GIVEN RECORDS:

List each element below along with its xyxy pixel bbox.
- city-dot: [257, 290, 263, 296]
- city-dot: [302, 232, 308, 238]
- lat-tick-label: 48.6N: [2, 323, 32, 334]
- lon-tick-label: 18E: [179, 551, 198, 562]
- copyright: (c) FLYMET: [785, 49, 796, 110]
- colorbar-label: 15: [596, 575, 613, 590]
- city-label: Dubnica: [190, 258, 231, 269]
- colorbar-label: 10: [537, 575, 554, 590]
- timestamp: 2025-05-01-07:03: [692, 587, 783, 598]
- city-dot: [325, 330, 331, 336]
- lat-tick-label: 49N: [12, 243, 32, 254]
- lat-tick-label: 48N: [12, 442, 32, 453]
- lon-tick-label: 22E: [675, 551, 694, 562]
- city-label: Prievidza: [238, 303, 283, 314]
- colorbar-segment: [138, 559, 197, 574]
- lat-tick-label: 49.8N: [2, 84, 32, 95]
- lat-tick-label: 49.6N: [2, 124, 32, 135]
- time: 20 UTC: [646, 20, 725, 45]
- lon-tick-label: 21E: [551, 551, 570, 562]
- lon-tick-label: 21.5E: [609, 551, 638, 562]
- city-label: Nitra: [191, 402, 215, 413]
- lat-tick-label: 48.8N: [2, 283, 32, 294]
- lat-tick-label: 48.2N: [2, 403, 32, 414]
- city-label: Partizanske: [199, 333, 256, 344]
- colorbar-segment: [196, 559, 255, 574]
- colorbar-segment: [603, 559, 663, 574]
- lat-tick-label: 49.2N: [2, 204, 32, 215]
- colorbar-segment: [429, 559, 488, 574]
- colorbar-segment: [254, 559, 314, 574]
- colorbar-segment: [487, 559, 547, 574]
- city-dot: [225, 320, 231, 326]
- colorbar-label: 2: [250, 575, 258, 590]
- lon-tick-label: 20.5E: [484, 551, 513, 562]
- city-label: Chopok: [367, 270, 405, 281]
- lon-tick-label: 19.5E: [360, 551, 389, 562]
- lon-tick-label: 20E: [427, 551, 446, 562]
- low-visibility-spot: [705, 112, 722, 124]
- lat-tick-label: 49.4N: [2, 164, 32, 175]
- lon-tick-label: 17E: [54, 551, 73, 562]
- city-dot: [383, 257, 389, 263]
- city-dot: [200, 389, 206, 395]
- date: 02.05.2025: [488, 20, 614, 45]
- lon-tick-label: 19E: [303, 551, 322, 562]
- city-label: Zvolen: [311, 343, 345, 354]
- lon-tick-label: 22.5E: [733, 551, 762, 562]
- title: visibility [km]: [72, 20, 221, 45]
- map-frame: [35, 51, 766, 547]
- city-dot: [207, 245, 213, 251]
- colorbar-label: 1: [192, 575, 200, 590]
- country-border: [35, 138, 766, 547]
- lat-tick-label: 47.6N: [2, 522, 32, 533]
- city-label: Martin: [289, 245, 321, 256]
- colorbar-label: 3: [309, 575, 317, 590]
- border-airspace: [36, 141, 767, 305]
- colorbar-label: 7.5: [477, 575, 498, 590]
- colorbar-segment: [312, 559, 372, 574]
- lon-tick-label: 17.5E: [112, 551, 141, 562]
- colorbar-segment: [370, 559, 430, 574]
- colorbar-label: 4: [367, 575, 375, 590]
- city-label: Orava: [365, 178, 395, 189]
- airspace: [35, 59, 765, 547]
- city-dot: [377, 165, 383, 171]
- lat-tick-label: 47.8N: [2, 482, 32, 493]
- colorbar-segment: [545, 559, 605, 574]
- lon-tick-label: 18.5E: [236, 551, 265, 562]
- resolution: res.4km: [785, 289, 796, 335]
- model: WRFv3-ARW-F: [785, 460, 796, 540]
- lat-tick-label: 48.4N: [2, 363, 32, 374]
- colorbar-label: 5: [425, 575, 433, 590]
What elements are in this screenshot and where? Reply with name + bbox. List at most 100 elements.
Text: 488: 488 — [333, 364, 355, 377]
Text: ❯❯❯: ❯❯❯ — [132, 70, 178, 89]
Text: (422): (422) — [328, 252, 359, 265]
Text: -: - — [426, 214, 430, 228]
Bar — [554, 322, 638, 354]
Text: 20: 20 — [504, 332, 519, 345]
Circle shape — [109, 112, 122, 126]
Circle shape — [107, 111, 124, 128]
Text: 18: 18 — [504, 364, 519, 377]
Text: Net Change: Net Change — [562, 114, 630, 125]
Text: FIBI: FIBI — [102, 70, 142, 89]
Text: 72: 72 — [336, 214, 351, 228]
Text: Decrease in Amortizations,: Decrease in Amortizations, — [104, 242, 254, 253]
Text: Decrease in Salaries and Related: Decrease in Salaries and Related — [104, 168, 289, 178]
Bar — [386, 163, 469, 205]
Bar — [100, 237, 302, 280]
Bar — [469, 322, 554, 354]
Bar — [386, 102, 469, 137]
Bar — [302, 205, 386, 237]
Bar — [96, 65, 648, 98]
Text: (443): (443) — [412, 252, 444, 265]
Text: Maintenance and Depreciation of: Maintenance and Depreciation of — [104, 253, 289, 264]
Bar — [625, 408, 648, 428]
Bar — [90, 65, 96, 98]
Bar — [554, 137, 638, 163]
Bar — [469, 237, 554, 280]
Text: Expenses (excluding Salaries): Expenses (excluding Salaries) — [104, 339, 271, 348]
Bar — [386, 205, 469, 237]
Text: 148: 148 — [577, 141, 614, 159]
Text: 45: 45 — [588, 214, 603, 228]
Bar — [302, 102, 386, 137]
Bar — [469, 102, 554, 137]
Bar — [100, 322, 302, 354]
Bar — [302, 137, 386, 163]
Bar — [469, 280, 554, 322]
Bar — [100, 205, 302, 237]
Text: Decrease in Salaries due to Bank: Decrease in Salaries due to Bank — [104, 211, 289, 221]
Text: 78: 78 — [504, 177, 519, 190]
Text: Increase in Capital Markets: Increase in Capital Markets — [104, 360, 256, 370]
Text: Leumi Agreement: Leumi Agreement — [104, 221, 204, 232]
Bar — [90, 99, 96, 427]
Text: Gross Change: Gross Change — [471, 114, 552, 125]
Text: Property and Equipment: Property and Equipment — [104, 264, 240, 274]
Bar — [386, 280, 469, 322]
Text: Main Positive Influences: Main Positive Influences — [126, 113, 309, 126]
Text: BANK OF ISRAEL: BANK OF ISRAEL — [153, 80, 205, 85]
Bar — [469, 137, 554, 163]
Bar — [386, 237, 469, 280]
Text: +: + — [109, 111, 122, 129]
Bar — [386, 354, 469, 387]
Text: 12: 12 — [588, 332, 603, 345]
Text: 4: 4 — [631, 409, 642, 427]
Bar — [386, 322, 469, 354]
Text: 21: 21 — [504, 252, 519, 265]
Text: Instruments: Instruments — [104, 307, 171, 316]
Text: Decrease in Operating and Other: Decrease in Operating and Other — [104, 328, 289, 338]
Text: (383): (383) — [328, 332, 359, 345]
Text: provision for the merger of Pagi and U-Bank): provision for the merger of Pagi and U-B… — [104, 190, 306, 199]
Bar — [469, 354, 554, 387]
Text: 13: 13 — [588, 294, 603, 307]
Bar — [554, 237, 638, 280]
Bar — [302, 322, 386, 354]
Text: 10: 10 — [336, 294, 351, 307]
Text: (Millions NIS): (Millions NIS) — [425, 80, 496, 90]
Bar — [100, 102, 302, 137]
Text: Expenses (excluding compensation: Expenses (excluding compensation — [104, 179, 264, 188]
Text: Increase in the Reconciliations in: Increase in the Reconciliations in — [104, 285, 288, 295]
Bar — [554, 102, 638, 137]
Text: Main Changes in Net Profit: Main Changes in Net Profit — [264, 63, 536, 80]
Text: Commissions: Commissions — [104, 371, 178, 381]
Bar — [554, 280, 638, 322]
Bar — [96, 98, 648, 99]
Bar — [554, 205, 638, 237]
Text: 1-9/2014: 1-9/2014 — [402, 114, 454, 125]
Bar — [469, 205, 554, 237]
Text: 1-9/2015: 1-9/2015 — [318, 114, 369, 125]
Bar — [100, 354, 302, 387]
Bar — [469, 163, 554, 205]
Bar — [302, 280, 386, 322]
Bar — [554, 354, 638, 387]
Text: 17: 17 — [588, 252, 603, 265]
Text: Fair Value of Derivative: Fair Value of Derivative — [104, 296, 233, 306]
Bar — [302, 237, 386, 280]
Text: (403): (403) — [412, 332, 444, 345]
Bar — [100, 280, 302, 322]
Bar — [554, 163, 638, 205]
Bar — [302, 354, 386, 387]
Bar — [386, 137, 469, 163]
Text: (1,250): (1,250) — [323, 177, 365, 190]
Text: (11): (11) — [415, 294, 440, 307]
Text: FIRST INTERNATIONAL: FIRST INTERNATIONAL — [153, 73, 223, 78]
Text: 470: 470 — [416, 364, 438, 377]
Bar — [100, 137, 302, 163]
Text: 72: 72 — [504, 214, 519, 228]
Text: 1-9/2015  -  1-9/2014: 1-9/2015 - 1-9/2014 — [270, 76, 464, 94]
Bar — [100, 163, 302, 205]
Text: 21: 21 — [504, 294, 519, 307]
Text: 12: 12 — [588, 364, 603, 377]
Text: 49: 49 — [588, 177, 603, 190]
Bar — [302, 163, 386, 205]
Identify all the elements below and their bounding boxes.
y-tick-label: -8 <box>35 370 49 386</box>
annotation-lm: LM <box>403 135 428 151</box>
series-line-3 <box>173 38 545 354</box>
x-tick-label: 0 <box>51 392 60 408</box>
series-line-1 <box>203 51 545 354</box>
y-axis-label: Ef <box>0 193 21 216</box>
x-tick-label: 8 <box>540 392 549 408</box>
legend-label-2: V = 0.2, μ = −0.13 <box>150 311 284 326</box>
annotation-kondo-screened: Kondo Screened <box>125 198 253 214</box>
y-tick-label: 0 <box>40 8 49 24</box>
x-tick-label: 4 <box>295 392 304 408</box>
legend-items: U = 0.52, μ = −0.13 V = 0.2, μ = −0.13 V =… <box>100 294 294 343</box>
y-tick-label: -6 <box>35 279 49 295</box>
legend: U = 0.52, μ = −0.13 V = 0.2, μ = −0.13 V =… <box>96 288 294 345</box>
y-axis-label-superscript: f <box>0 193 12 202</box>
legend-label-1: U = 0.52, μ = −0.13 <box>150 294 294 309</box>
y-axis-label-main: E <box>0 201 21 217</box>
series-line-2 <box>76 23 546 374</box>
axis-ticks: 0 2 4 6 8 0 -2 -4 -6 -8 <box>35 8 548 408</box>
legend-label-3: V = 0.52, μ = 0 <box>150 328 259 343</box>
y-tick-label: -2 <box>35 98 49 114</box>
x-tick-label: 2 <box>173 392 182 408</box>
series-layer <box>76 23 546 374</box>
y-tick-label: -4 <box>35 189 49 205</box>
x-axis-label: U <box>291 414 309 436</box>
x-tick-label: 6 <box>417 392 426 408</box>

TASK: Count the lines above that contain the string "excluding", treating uppercase and lowercase as different, and reply with only the number.

RESULT FOR THIS EXERCISE: 2